§ **Text under study**:
1. A nurse is caring for a client who is 2 weeks postpartum following a cesarean birth.

Which of the following clinical findings should the nurse identify as an indication of

postpartum infection?

a) Unilateral breast pain

i. Mastitis - painful or tender localized hard mass and reddened area, usually on one breast.

(Pg. 143)

b) Persistent abdominal striae

i. Stretch marks - expected finding

c) Lochia alba

i. Lasts approx. day 11 up to 4-8 weeks post-birth

d) WBC count 12,000/mm3

2. A nurse is assessing client who has preeclampsia during a prenatal visit. Which of the

following findings should the nurse report to the provider?

a) Blood glucose 110 mg/dL

b) Deep tendon reflexes of 2+

c) Urine protein of 3+

i. Severe preeclampsia: consists of blood pressure that is 160/110 mmHg or greater,

proteinuria greater than 3+, oliguria, elevated serum creatinine greater than 1.1 mg/dL,

cerebral or visual disturbances (headache and blurred vision), hyperreflexia with possible

ankle clonus, pulmonary or cardiac involvement, extensive peripheral edema, hepatic

dysfunction, epigastric and right upper-quadrant pain, and thrombocytopenia. (pg. 60)

[Data items]

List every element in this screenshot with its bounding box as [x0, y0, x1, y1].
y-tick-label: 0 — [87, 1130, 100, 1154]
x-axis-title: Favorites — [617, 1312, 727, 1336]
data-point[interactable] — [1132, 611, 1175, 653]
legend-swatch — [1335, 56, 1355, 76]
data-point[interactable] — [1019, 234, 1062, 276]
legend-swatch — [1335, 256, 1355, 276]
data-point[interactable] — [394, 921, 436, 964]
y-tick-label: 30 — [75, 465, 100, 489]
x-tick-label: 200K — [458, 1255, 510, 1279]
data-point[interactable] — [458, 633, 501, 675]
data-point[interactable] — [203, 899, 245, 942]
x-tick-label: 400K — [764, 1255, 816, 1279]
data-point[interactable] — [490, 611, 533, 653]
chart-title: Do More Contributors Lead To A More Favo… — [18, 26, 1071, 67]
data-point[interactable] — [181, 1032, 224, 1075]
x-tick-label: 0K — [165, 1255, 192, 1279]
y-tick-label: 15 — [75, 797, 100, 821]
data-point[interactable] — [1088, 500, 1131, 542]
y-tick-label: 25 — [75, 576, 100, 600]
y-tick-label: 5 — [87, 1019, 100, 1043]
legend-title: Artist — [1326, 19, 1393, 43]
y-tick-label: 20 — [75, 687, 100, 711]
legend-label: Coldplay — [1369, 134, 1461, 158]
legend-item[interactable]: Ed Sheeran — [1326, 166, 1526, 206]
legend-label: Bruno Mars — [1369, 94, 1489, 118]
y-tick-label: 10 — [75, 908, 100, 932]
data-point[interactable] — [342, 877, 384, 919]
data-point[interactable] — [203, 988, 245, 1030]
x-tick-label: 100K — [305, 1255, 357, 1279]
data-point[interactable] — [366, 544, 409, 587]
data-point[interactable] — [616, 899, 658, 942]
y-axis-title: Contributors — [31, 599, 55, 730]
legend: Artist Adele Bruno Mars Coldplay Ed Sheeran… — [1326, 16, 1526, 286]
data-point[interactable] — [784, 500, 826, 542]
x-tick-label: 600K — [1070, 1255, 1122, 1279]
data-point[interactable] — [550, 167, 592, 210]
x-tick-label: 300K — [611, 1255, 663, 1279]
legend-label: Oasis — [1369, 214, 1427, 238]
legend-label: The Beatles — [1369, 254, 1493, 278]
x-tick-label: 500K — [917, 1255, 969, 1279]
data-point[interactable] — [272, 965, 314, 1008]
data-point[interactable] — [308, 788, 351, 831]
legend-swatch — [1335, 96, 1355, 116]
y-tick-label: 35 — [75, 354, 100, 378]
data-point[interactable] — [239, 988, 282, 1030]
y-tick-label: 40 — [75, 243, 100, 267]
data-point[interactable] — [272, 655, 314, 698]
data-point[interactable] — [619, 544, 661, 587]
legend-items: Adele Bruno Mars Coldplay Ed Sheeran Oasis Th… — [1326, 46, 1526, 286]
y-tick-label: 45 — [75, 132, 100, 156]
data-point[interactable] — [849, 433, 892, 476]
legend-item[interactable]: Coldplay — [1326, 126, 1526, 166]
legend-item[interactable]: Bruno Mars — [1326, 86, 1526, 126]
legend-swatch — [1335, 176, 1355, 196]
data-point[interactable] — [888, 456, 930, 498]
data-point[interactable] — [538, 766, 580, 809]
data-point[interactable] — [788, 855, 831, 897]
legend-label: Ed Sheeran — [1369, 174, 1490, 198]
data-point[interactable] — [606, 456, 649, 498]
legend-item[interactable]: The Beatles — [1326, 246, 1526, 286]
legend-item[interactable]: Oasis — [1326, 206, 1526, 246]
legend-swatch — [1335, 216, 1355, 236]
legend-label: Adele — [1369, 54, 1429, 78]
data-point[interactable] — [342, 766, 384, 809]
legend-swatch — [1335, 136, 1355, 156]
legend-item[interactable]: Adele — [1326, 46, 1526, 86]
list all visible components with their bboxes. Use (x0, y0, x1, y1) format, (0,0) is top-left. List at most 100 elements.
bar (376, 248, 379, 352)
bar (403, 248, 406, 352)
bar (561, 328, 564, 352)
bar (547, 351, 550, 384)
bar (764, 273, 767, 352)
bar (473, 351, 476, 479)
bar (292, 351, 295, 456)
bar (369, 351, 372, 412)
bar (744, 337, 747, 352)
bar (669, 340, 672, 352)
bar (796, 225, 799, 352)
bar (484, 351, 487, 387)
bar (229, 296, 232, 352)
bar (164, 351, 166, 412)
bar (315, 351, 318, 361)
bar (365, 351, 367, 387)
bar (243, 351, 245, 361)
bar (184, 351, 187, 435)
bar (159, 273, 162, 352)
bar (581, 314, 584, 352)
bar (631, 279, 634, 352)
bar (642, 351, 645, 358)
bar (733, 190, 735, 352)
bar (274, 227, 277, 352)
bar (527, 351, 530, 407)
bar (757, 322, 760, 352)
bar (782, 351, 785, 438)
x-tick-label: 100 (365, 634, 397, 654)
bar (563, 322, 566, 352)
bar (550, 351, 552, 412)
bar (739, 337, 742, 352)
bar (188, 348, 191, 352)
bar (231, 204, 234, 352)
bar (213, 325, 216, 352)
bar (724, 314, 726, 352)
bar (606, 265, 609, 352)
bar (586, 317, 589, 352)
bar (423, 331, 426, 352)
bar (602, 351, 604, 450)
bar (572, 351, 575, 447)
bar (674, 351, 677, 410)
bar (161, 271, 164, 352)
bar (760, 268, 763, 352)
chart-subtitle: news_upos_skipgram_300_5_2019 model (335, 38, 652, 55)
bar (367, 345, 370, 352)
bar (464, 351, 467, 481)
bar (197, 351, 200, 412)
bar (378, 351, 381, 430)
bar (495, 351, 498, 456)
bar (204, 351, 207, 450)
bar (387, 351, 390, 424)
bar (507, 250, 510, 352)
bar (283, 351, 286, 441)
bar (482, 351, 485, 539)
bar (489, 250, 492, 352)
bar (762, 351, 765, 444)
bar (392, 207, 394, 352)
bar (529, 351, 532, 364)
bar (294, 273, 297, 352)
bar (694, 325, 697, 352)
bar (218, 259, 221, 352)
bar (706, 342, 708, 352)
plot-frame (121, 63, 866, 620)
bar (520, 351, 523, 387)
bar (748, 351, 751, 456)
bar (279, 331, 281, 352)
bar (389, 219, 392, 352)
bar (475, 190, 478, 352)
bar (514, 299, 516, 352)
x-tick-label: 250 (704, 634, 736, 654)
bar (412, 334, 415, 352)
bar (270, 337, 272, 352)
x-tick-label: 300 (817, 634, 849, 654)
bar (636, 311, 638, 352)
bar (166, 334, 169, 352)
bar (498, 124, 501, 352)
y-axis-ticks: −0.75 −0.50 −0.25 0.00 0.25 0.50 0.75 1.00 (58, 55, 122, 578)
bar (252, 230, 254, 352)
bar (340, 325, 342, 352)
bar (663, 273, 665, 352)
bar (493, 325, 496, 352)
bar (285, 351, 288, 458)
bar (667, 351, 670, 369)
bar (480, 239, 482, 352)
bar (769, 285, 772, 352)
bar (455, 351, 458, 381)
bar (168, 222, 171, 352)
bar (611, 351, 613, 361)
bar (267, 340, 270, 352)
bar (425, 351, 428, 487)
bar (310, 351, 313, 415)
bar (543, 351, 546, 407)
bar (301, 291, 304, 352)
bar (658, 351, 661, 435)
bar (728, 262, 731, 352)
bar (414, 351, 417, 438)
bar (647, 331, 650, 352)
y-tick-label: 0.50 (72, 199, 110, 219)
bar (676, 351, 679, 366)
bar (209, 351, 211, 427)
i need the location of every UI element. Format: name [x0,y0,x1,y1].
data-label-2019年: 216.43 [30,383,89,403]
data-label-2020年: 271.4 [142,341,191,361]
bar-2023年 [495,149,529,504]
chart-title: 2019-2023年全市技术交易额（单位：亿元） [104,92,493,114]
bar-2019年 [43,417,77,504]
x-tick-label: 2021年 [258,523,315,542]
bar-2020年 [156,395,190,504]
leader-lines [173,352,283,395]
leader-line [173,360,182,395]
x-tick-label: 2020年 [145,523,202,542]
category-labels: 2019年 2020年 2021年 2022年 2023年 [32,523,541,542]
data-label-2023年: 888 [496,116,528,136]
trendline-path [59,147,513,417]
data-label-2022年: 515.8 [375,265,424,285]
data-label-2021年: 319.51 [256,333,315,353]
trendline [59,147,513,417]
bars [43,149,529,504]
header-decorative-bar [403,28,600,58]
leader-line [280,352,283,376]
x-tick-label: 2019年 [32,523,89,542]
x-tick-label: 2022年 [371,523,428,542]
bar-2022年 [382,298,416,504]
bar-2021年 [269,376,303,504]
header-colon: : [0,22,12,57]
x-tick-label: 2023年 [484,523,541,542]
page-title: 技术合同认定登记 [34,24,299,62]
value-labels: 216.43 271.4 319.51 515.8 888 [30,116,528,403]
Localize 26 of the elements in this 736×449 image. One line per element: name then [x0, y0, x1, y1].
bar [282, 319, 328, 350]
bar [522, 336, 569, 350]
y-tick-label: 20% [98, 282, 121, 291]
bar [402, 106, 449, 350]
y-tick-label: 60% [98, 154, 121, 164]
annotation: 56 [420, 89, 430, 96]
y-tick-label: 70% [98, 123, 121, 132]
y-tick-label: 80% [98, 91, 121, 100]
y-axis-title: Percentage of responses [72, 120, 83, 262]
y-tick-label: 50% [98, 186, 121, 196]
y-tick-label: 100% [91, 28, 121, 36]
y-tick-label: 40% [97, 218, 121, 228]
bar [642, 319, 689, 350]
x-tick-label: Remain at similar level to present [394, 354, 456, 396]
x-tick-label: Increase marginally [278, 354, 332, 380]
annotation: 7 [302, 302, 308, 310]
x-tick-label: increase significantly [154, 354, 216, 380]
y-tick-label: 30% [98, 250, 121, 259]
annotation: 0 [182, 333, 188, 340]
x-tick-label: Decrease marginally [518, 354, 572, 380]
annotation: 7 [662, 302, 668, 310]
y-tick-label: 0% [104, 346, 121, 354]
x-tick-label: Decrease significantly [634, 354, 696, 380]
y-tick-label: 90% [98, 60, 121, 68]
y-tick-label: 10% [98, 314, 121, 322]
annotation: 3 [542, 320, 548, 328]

§ **What you need to do**:
(1) According to the nursing practice questions, why is persistent abdominal striae not treated as a sign of postpartum infection?
(2) What blood pressure reading do the nursing practice questions give as part of severe preeclampsia?
(3) Continue the nursing practice questions from their final sentence.

§ **Responses for each task**:
(1) The nursing practice questions describe persistent abdominal striae as stretch marks, which are an expected finding after birth rather than a sign of infection.

(2) A blood pressure of 160/110 mmHg or greater.

(3)
d) Hemoglobin 13 g/dL

3. A nurse is providing teaching about the expected effects of magnesium sulfate to a

client who is at 28 weeks of gestation and has preeclampsia. Which of the following

responses by the nurse is appropriate?

a) “This medication improves tissue perfusion.”

b) “This medication increases cardiac output.”

c) “This medication stabilizes the fetal heart rate.”

d) “This medication prevents seizures.”